SET TASK
Each entry must appear again exactly as it does in the source.

##########

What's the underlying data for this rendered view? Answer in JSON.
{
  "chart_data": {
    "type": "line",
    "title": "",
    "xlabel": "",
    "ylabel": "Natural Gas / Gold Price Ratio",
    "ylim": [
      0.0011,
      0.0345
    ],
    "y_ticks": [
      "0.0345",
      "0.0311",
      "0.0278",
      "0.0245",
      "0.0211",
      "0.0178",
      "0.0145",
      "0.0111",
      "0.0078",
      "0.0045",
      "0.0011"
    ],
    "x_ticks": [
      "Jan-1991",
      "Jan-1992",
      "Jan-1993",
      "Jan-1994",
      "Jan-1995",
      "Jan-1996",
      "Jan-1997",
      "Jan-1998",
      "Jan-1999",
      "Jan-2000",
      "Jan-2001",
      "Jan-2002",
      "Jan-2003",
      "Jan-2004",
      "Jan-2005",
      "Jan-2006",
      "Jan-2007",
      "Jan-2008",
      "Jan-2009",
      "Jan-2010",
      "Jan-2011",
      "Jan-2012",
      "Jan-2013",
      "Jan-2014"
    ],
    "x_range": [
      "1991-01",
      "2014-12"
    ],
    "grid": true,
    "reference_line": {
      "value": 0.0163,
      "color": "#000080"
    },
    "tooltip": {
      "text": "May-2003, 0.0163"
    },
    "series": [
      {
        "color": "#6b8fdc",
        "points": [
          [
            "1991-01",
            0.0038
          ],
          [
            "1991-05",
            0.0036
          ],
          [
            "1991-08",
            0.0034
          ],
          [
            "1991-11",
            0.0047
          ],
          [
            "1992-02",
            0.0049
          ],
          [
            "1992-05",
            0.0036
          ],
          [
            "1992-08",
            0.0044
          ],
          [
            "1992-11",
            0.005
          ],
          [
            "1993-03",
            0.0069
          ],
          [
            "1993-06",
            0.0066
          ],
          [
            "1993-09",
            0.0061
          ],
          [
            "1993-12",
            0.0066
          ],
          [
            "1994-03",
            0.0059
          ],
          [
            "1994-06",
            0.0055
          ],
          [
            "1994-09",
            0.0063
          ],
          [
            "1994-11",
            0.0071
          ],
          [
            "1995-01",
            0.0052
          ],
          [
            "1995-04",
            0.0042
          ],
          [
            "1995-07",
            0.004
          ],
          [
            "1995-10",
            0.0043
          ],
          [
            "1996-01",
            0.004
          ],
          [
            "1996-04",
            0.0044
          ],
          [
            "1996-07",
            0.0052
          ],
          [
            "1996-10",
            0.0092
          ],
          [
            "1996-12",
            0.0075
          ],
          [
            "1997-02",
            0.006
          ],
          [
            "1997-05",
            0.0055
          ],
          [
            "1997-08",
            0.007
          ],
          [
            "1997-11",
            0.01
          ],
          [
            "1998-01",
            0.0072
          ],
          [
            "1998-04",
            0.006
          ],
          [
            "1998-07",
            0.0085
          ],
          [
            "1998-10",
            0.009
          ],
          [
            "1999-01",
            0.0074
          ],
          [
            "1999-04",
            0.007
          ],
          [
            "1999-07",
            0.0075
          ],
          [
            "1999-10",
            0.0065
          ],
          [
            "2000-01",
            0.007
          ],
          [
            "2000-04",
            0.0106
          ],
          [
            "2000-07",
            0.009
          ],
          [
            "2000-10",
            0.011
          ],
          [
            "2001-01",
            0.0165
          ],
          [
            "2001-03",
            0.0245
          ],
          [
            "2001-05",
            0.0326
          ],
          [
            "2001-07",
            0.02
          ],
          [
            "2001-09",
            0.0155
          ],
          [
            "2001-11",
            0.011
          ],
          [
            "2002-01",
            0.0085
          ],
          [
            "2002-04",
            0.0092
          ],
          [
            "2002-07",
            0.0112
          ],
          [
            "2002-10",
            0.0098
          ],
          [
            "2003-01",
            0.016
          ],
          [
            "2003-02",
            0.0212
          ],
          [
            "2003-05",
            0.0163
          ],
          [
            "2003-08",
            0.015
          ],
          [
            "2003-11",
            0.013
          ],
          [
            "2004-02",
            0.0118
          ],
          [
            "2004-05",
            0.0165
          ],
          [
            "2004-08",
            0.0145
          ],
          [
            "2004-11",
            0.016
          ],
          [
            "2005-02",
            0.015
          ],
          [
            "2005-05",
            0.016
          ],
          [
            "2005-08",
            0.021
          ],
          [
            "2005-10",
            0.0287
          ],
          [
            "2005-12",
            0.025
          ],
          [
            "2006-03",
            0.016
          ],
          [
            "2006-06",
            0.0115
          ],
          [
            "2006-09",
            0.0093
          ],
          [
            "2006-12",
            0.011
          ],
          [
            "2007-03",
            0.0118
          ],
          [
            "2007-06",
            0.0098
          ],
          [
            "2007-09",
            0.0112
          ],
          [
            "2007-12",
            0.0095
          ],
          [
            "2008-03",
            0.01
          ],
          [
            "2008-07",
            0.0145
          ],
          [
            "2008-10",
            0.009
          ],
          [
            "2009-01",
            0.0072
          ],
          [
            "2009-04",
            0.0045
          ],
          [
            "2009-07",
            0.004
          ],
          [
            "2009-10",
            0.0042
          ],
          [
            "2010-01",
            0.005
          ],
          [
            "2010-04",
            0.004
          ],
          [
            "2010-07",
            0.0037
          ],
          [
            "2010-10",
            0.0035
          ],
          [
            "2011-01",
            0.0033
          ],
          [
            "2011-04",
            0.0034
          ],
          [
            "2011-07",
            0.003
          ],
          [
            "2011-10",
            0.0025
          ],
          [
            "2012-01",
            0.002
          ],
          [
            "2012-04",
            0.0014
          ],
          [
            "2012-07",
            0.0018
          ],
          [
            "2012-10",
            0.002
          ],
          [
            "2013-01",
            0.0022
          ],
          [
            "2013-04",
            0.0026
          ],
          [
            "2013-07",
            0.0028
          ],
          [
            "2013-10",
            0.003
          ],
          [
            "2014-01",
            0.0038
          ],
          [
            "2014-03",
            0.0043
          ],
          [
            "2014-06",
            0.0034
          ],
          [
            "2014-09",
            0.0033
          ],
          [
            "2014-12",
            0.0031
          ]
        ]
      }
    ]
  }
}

##########

SOLUTION BELOW
What's the underlying data for this rendered view? Answer in JSON.
{
  "chart_data": {
    "type": "line",
    "title": "",
    "xlabel": "",
    "ylabel": "Natural Gas / Gold Price Ratio",
    "ylim": [
      0.0011,
      0.0345
    ],
    "y_ticks": [
      "0.0345",
      "0.0311",
      "0.0278",
      "0.0245",
      "0.0211",
      "0.0178",
      "0.0145",
      "0.0111",
      "0.0078",
      "0.0045",
      "0.0011"
    ],
    "x_ticks": [
      "Jan-1991",
      "Jan-1992",
      "Jan-1993",
      "Jan-1994",
      "Jan-1995",
      "Jan-1996",
      "Jan-1997",
      "Jan-1998",
      "Jan-1999",
      "Jan-2000",
      "Jan-2001",
      "Jan-2002",
      "Jan-2003",
      "Jan-2004",
      "Jan-2005",
      "Jan-2006",
      "Jan-2007",
      "Jan-2008",
      "Jan-2009",
      "Jan-2010",
      "Jan-2011",
      "Jan-2012",
      "Jan-2013",
      "Jan-2014"
    ],
    "x_range": [
      "1991-01",
      "2014-12"
    ],
    "grid": true,
    "reference_line": {
      "value": 0.0163,
      "color": "#000080"
    },
    "tooltip": {
      "text": "May-2003, 0.0163"
    },
    "series": [
      {
        "color": "#6b8fdc",
        "points": [
          [
            "1991-01",
            0.0038
          ],
          [
            "1991-05",
            0.0036
          ],
          [
            "1991-08",
            0.0034
          ],
          [
            "1991-11",
            0.0047
          ],
          [
            "1992-02",
            0.0049
          ],
          [
            "1992-05",
            0.0036
          ],
          [
            "1992-08",
            0.0044
          ],
          [
            "1992-11",
            0.005
          ],
          [
            "1993-03",
            0.0069
          ],
          [
            "1993-06",
            0.0066
          ],
          [
            "1993-09",
            0.0061
          ],
          [
            "1993-12",
            0.0066
          ],
          [
            "1994-03",
            0.0059
          ],
          [
            "1994-06",
            0.0055
          ],
          [
            "1994-09",
            0.0063
          ],
          [
            "1994-11",
            0.0071
          ],
          [
            "1995-01",
            0.0052
          ],
          [
            "1995-04",
            0.0042
          ],
          [
            "1995-07",
            0.004
          ],
          [
            "1995-10",
            0.0043
          ],
          [
            "1996-01",
            0.004
          ],
          [
            "1996-04",
            0.0044
          ],
          [
            "1996-07",
            0.0052
          ],
          [
            "1996-10",
            0.0092
          ],
          [
            "1996-12",
            0.0075
          ],
          [
            "1997-02",
            0.006
          ],
          [
            "1997-05",
            0.0055
          ],
          [
            "1997-08",
            0.007
          ],
          [
            "1997-11",
            0.01
          ],
          [
            "1998-01",
            0.0072
          ],
          [
            "1998-04",
            0.006
          ],
          [
            "1998-07",
            0.0085
          ],
          [
            "1998-10",
            0.009
          ],
          [
            "1999-01",
            0.0074
          ],
          [
            "1999-04",
            0.007
          ],
          [
            "1999-07",
            0.0075
          ],
          [
            "1999-10",
            0.0065
          ],
          [
            "2000-01",
            0.007
          ],
          [
            "2000-04",
            0.0106
          ],
          [
            "2000-07",
            0.009
          ],
          [
            "2000-10",
            0.011
          ],
          [
            "2001-01",
            0.0165
          ],
          [
            "2001-03",
            0.0245
          ],
          [
            "2001-05",
            0.0326
          ],
          [
            "2001-07",
            0.02
          ],
          [
            "2001-09",
            0.0155
          ],
          [
            "2001-11",
            0.011
          ],
          [
            "2002-01",
            0.0085
          ],
          [
            "2002-04",
            0.0092
          ],
          [
            "2002-07",
            0.0112
          ],
          [
            "2002-10",
            0.0098
          ],
          [
            "2003-01",
            0.016
          ],
          [
            "2003-02",
            0.0212
          ],
          [
            "2003-05",
            0.0163
          ],
          [
            "2003-08",
            0.015
          ],
          [
            "2003-11",
            0.013
          ],
          [
            "2004-02",
            0.0118
          ],
          [
            "2004-05",
            0.0165
          ],
          [
            "2004-08",
            0.0145
          ],
          [
            "2004-11",
            0.016
          ],
          [
            "2005-02",
            0.015
          ],
          [
            "2005-05",
            0.016
          ],
          [
            "2005-08",
            0.021
          ],
          [
            "2005-10",
            0.0287
          ],
          [
            "2005-12",
            0.025
          ],
          [
            "2006-03",
            0.016
          ],
          [
            "2006-06",
            0.0115
          ],
          [
            "2006-09",
            0.0093
          ],
          [
            "2006-12",
            0.011
          ],
          [
            "2007-03",
            0.0118
          ],
          [
            "2007-06",
            0.0098
          ],
          [
            "2007-09",
            0.0112
          ],
          [
            "2007-12",
            0.0095
          ],
          [
            "2008-03",
            0.01
          ],
          [
            "2008-07",
            0.0145
          ],
          [
            "2008-10",
            0.009
          ],
          [
            "2009-01",
            0.0072
          ],
          [
            "2009-04",
            0.0045
          ],
          [
            "2009-07",
            0.004
          ],
          [
            "2009-10",
            0.0042
          ],
          [
            "2010-01",
            0.005
          ],
          [
            "2010-04",
            0.004
          ],
          [
            "2010-07",
            0.0037
          ],
          [
            "2010-10",
            0.0035
          ],
          [
            "2011-01",
            0.0033
          ],
          [
            "2011-04",
            0.0034
          ],
          [
            "2011-07",
            0.003
          ],
          [
            "2011-10",
            0.0025
          ],
          [
            "2012-01",
            0.002
          ],
          [
            "2012-04",
            0.0014
          ],
          [
            "2012-07",
            0.0018
          ],
          [
            "2012-10",
            0.002
          ],
          [
            "2013-01",
            0.0022
          ],
          [
            "2013-04",
            0.0026
          ],
          [
            "2013-07",
            0.0028
          ],
          [
            "2013-10",
            0.003
          ],
          [
            "2014-01",
            0.0038
          ],
          [
            "2014-03",
            0.0043
          ],
          [
            "2014-06",
            0.0034
          ],
          [
            "2014-09",
            0.0033
          ],
          [
            "2014-12",
            0.0031
          ]
        ]
      }
    ]
  }
}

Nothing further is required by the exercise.